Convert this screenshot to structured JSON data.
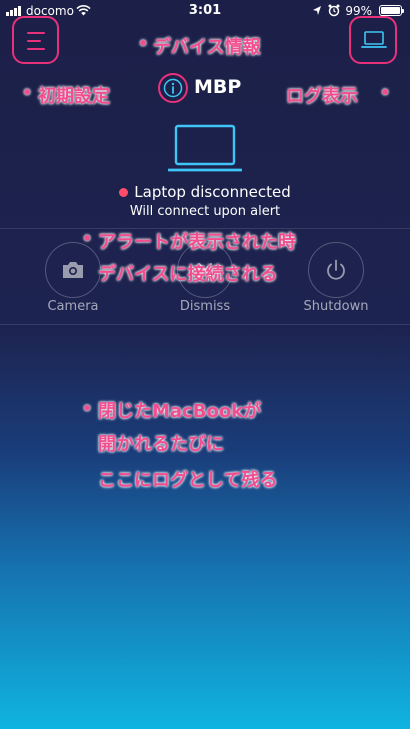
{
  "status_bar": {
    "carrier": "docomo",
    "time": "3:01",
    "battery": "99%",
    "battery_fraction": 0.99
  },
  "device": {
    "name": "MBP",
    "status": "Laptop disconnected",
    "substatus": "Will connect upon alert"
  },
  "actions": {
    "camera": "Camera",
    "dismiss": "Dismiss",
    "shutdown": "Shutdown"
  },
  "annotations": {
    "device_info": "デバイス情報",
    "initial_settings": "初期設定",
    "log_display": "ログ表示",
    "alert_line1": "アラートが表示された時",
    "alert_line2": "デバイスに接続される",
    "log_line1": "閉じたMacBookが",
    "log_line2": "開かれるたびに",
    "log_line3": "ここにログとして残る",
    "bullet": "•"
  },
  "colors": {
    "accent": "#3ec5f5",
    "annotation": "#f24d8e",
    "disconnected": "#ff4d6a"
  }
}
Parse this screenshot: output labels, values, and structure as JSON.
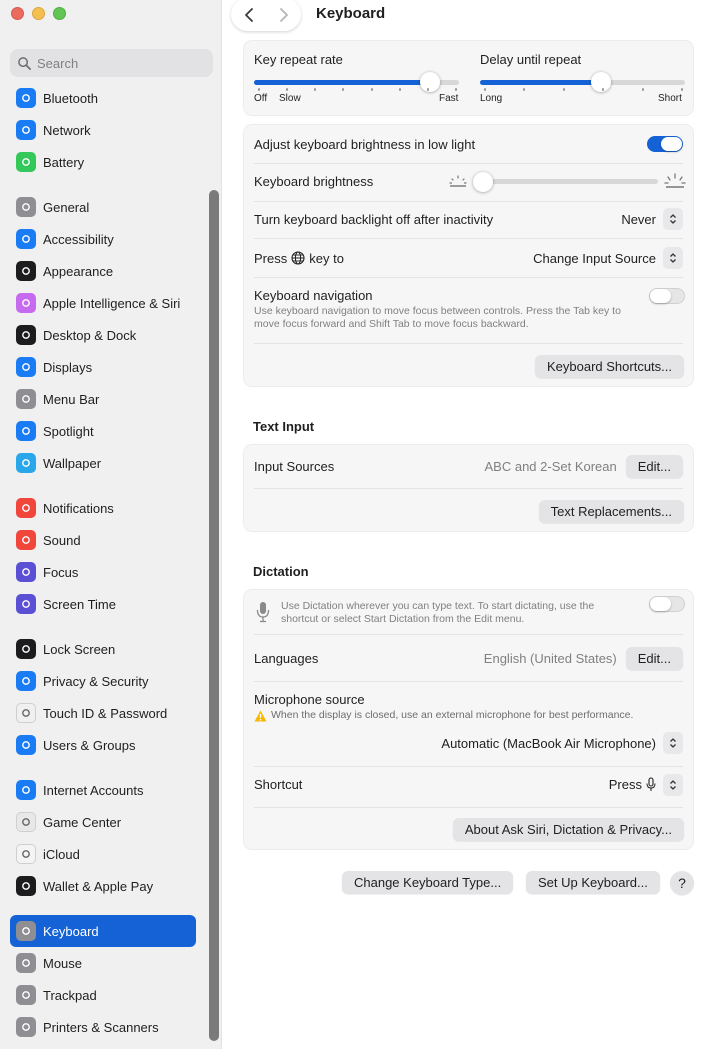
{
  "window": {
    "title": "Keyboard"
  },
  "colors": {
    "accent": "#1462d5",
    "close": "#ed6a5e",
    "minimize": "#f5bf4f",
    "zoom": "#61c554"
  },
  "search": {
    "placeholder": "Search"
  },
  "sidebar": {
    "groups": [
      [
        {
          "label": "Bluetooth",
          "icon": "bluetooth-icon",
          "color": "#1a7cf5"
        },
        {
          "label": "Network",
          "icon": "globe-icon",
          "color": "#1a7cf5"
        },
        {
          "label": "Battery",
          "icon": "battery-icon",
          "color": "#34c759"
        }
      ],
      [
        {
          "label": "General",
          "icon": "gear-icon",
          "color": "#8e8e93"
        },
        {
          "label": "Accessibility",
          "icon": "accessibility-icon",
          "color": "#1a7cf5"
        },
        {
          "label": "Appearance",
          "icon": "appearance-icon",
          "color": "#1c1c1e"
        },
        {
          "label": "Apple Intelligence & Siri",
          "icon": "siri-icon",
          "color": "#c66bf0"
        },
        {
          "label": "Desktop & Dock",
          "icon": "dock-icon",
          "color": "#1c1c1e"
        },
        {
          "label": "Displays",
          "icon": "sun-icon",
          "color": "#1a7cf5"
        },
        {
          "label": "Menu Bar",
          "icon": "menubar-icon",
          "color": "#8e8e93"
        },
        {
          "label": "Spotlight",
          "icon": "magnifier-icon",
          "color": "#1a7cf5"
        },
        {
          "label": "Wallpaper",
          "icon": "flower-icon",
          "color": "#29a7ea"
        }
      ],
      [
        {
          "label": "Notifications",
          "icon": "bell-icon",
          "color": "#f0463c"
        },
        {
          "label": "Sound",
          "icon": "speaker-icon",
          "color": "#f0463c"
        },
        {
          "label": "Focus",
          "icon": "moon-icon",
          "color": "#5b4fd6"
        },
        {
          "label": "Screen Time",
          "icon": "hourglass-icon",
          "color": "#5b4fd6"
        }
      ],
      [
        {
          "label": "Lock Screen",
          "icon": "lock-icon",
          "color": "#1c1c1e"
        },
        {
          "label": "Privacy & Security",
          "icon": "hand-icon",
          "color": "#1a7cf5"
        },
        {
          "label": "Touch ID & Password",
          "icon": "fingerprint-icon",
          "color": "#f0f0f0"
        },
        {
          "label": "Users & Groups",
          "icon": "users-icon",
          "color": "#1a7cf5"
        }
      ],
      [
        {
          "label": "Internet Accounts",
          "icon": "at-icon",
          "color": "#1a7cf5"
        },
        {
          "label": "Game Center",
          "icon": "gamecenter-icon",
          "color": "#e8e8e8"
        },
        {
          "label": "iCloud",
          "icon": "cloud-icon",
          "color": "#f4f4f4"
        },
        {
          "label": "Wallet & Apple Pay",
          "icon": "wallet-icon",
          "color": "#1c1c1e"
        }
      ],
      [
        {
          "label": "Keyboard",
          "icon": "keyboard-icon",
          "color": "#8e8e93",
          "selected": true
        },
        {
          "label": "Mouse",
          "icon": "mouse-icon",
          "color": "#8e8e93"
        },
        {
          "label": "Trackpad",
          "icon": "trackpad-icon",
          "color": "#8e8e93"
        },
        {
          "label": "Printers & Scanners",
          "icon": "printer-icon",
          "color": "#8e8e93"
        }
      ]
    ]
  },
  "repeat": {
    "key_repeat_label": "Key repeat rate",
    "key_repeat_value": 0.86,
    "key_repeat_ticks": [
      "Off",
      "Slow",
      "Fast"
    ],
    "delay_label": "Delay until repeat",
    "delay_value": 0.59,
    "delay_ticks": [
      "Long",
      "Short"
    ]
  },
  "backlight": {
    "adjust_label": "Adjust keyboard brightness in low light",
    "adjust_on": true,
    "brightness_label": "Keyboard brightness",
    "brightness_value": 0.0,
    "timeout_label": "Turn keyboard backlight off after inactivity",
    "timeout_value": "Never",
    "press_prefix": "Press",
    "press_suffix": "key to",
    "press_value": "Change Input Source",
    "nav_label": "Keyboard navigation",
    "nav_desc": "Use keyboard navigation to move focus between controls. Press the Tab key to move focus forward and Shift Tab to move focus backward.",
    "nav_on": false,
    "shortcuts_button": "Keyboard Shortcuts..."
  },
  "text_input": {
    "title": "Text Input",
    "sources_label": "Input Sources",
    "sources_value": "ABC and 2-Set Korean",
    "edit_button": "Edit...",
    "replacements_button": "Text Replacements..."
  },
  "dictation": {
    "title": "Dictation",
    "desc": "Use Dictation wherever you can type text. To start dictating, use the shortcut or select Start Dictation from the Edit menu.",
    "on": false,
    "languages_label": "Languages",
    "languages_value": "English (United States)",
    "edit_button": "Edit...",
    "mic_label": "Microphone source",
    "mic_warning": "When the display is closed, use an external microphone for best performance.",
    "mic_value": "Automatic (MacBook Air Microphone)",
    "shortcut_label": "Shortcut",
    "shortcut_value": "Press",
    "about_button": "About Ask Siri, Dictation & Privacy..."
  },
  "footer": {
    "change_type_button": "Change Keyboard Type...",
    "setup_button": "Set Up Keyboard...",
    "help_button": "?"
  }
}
☆ ☆ ☆ ☆
Task directions
Reproduce every record above exactly, omitting the pictures.

Task answer
Convert this screenshot to structured JSON data.
{
  "status_bar": {
    "carrier": "docomo",
    "time": "3:01",
    "battery": "99%",
    "battery_fraction": 0.99
  },
  "device": {
    "name": "MBP",
    "status": "Laptop disconnected",
    "substatus": "Will connect upon alert"
  },
  "actions": {
    "camera": "Camera",
    "dismiss": "Dismiss",
    "shutdown": "Shutdown"
  },
  "annotations": {
    "device_info": "デバイス情報",
    "initial_settings": "初期設定",
    "log_display": "ログ表示",
    "alert_line1": "アラートが表示された時",
    "alert_line2": "デバイスに接続される",
    "log_line1": "閉じたMacBookが",
    "log_line2": "開かれるたびに",
    "log_line3": "ここにログとして残る",
    "bullet": "•"
  },
  "colors": {
    "accent": "#3ec5f5",
    "annotation": "#f24d8e",
    "disconnected": "#ff4d6a"
  }
}
Parse this screenshot: output labels, values, and structure as JSON.
{
  "window": {
    "title": "Keyboard"
  },
  "colors": {
    "accent": "#1462d5",
    "close": "#ed6a5e",
    "minimize": "#f5bf4f",
    "zoom": "#61c554"
  },
  "search": {
    "placeholder": "Search"
  },
  "sidebar": {
    "groups": [
      [
        {
          "label": "Bluetooth",
          "icon": "bluetooth-icon",
          "color": "#1a7cf5"
        },
        {
          "label": "Network",
          "icon": "globe-icon",
          "color": "#1a7cf5"
        },
        {
          "label": "Battery",
          "icon": "battery-icon",
          "color": "#34c759"
        }
      ],
      [
        {
          "label": "General",
          "icon": "gear-icon",
          "color": "#8e8e93"
        },
        {
          "label": "Accessibility",
          "icon": "accessibility-icon",
          "color": "#1a7cf5"
        },
        {
          "label": "Appearance",
          "icon": "appearance-icon",
          "color": "#1c1c1e"
        },
        {
          "label": "Apple Intelligence & Siri",
          "icon": "siri-icon",
          "color": "#c66bf0"
        },
        {
          "label": "Desktop & Dock",
          "icon": "dock-icon",
          "color": "#1c1c1e"
        },
        {
          "label": "Displays",
          "icon": "sun-icon",
          "color": "#1a7cf5"
        },
        {
          "label": "Menu Bar",
          "icon": "menubar-icon",
          "color": "#8e8e93"
        },
        {
          "label": "Spotlight",
          "icon": "magnifier-icon",
          "color": "#1a7cf5"
        },
        {
          "label": "Wallpaper",
          "icon": "flower-icon",
          "color": "#29a7ea"
        }
      ],
      [
        {
          "label": "Notifications",
          "icon": "bell-icon",
          "color": "#f0463c"
        },
        {
          "label": "Sound",
          "icon": "speaker-icon",
          "color": "#f0463c"
        },
        {
          "label": "Focus",
          "icon": "moon-icon",
          "color": "#5b4fd6"
        },
        {
          "label": "Screen Time",
          "icon": "hourglass-icon",
          "color": "#5b4fd6"
        }
      ],
      [
        {
          "label": "Lock Screen",
          "icon": "lock-icon",
          "color": "#1c1c1e"
        },
        {
          "label": "Privacy & Security",
          "icon": "hand-icon",
          "color": "#1a7cf5"
        },
        {
          "label": "Touch ID & Password",
          "icon": "fingerprint-icon",
          "color": "#f0f0f0"
        },
        {
          "label": "Users & Groups",
          "icon": "users-icon",
          "color": "#1a7cf5"
        }
      ],
      [
        {
          "label": "Internet Accounts",
          "icon": "at-icon",
          "color": "#1a7cf5"
        },
        {
          "label": "Game Center",
          "icon": "gamecenter-icon",
          "color": "#e8e8e8"
        },
        {
          "label": "iCloud",
          "icon": "cloud-icon",
          "color": "#f4f4f4"
        },
        {
          "label": "Wallet & Apple Pay",
          "icon": "wallet-icon",
          "color": "#1c1c1e"
        }
      ],
      [
        {
          "label": "Keyboard",
          "icon": "keyboard-icon",
          "color": "#8e8e93",
          "selected": true
        },
        {
          "label": "Mouse",
          "icon": "mouse-icon",
          "color": "#8e8e93"
        },
        {
          "label": "Trackpad",
          "icon": "trackpad-icon",
          "color": "#8e8e93"
        },
        {
          "label": "Printers & Scanners",
          "icon": "printer-icon",
          "color": "#8e8e93"
        }
      ]
    ]
  },
  "repeat": {
    "key_repeat_label": "Key repeat rate",
    "key_repeat_value": 0.86,
    "key_repeat_ticks": [
      "Off",
      "Slow",
      "Fast"
    ],
    "delay_label": "Delay until repeat",
    "delay_value": 0.59,
    "delay_ticks": [
      "Long",
      "Short"
    ]
  },
  "backlight": {
    "adjust_label": "Adjust keyboard brightness in low light",
    "adjust_on": true,
    "brightness_label": "Keyboard brightness",
    "brightness_value": 0.0,
    "timeout_label": "Turn keyboard backlight off after inactivity",
    "timeout_value": "Never",
    "press_prefix": "Press",
    "press_suffix": "key to",
    "press_value": "Change Input Source",
    "nav_label": "Keyboard navigation",
    "nav_desc": "Use keyboard navigation to move focus between controls. Press the Tab key to move focus forward and Shift Tab to move focus backward.",
    "nav_on": false,
    "shortcuts_button": "Keyboard Shortcuts..."
  },
  "text_input": {
    "title": "Text Input",
    "sources_label": "Input Sources",
    "sources_value": "ABC and 2-Set Korean",
    "edit_button": "Edit...",
    "replacements_button": "Text Replacements..."
  },
  "dictation": {
    "title": "Dictation",
    "desc": "Use Dictation wherever you can type text. To start dictating, use the shortcut or select Start Dictation from the Edit menu.",
    "on": false,
    "languages_label": "Languages",
    "languages_value": "English (United States)",
    "edit_button": "Edit...",
    "mic_label": "Microphone source",
    "mic_warning": "When the display is closed, use an external microphone for best performance.",
    "mic_value": "Automatic (MacBook Air Microphone)",
    "shortcut_label": "Shortcut",
    "shortcut_value": "Press",
    "about_button": "About Ask Siri, Dictation & Privacy..."
  },
  "footer": {
    "change_type_button": "Change Keyboard Type...",
    "setup_button": "Set Up Keyboard...",
    "help_button": "?"
  }
}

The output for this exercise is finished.